(Dataset rows about figures)
#####
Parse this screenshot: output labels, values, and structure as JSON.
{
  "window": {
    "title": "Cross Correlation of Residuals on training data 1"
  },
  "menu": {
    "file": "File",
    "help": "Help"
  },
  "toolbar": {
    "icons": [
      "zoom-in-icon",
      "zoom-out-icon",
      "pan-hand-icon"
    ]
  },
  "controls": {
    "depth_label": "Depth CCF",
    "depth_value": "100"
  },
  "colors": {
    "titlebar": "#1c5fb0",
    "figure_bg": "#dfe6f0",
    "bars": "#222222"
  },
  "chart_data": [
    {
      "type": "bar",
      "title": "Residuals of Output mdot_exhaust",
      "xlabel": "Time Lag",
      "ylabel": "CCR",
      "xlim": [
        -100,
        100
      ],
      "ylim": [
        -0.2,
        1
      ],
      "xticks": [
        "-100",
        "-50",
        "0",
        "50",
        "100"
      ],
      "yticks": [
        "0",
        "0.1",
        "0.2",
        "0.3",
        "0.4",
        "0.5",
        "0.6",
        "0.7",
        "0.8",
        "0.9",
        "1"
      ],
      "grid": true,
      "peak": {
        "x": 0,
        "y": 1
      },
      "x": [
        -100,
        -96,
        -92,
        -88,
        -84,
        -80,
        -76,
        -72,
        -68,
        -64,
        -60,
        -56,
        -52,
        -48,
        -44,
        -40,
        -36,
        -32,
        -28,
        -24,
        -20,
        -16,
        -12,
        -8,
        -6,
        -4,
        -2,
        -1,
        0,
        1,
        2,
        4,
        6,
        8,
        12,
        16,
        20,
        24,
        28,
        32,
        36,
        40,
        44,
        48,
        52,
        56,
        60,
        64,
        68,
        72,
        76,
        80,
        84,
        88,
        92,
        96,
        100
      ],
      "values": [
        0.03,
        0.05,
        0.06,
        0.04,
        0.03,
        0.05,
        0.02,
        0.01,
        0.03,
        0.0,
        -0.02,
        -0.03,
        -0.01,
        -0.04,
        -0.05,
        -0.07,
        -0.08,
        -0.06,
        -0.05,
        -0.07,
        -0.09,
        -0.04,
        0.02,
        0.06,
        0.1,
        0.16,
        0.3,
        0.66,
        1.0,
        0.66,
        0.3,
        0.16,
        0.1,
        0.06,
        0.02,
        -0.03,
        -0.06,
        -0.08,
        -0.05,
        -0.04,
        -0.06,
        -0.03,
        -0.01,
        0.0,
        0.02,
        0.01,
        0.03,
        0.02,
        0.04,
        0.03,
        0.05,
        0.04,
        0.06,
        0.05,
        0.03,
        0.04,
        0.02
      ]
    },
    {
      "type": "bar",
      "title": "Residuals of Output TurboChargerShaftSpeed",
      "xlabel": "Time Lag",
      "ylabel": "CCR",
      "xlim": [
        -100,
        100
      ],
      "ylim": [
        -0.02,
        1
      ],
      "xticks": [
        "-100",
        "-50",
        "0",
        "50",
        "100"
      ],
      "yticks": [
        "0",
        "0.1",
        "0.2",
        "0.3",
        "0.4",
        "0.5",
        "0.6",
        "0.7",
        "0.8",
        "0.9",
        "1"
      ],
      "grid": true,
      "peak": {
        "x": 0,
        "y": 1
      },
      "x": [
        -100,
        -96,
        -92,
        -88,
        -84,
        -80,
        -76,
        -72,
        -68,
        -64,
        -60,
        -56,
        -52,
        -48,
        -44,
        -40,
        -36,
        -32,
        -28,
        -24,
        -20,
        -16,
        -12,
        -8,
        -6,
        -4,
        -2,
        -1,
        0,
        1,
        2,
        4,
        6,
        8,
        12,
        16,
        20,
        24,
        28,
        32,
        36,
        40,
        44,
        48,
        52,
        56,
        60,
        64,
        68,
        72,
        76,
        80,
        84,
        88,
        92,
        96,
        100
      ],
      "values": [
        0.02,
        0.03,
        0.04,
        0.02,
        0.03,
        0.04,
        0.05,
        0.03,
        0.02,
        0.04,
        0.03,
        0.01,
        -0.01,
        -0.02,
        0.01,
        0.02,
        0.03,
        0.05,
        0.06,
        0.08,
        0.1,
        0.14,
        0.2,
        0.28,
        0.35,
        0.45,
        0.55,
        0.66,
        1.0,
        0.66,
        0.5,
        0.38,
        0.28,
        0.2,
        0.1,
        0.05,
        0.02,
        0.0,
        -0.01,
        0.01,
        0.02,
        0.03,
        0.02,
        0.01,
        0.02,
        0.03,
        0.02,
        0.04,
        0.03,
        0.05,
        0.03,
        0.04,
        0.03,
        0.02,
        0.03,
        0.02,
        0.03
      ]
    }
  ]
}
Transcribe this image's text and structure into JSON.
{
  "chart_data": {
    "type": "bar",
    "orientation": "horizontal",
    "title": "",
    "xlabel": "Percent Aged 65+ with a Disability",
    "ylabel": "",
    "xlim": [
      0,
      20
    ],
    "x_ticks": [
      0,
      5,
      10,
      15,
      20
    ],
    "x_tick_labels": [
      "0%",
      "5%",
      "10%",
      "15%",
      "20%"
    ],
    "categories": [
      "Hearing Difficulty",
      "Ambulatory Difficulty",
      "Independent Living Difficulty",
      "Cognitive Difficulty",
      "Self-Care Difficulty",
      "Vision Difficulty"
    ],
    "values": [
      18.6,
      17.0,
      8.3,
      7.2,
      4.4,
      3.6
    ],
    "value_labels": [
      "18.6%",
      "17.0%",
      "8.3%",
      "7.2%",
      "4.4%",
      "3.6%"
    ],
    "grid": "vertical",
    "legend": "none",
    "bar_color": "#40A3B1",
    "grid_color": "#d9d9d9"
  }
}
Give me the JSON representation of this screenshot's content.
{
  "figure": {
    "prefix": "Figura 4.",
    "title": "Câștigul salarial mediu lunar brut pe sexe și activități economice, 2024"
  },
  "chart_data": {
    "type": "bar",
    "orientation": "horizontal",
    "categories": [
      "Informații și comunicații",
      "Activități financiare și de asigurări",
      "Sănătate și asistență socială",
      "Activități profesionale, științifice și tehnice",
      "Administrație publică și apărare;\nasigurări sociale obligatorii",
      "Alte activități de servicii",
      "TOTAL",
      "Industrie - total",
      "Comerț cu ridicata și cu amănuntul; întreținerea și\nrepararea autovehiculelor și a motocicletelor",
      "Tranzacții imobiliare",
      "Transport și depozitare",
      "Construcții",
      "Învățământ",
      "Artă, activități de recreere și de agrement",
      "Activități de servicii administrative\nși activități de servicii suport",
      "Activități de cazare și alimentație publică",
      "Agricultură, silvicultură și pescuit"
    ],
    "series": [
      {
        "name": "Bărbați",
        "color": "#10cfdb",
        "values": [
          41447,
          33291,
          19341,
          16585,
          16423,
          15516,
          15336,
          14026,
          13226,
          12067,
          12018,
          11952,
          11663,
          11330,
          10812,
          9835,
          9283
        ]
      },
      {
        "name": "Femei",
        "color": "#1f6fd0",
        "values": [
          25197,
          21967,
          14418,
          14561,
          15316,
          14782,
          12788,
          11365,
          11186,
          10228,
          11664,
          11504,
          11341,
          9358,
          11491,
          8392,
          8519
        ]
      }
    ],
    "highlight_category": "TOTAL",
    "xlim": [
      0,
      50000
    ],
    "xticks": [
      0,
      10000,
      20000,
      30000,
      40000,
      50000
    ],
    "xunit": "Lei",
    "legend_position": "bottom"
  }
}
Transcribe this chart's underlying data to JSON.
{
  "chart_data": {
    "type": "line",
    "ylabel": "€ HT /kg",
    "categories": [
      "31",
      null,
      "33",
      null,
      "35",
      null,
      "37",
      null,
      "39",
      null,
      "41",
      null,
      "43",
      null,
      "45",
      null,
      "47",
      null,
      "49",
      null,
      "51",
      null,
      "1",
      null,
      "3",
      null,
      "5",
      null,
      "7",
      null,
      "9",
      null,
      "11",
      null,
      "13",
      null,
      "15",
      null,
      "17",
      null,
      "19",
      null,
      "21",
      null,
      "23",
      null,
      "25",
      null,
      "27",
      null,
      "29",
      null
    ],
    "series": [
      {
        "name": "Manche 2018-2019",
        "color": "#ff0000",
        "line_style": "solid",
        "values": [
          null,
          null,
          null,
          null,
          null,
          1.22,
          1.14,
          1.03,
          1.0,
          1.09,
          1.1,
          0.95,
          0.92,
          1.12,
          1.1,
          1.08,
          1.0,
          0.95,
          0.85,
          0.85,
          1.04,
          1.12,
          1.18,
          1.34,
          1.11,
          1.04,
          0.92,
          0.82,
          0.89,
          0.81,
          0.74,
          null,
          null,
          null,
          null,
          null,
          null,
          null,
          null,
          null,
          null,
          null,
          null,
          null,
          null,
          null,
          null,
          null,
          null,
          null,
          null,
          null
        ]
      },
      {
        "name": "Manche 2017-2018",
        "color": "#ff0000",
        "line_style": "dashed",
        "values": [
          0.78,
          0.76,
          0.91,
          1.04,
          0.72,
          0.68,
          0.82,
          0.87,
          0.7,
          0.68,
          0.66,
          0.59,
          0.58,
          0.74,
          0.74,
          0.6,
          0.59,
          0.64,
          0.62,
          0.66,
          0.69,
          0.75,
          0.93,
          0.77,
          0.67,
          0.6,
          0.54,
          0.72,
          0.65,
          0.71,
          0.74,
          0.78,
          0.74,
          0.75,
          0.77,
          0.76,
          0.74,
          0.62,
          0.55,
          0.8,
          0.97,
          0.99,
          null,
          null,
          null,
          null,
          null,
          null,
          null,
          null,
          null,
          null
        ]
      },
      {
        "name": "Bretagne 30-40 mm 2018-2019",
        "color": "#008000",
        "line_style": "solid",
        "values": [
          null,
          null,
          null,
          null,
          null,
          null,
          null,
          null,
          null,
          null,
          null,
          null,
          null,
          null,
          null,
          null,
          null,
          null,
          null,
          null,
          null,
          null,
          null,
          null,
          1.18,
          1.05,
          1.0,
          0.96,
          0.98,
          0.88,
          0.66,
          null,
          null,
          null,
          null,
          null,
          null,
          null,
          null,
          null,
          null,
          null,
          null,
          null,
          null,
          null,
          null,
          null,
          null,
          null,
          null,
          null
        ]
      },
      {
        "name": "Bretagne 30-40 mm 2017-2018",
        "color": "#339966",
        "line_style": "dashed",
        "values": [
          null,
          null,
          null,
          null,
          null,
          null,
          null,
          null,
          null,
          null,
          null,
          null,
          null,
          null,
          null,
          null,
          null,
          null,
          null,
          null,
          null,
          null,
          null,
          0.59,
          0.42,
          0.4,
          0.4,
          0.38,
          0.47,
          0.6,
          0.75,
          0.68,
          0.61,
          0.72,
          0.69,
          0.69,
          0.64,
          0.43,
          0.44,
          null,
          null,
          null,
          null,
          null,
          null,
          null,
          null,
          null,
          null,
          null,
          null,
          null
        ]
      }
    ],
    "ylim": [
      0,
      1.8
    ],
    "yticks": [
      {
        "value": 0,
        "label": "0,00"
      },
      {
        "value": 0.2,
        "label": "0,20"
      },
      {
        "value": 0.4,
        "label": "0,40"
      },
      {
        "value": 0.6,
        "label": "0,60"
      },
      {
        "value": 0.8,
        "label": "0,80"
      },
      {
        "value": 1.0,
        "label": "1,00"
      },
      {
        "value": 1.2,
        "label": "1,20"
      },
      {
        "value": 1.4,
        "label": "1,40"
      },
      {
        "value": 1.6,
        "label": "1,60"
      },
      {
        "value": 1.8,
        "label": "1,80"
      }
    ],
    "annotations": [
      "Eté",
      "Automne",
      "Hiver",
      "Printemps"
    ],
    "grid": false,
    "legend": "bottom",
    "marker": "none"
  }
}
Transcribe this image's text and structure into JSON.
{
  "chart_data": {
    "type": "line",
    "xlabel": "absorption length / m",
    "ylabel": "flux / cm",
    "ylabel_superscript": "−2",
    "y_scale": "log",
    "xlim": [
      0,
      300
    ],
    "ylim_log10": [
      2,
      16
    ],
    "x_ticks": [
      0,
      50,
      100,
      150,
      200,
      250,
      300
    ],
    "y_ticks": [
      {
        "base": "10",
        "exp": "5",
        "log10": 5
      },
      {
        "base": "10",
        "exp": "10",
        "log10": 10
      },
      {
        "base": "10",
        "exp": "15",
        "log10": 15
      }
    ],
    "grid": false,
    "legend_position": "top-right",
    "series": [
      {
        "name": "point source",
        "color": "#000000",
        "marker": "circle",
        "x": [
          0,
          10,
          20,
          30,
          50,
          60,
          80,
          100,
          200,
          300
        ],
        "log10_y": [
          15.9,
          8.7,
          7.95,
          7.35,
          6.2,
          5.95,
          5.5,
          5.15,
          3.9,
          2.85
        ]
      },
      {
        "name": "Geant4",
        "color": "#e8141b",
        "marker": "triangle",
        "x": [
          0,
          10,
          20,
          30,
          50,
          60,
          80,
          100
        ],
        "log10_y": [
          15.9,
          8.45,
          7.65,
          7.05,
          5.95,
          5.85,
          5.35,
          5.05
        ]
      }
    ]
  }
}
#####
[WRITTEN PROBLEM] Tally the lines above that contain the word "name", and reply with only the number.

[SOLUTION FOR THIS TASK] 8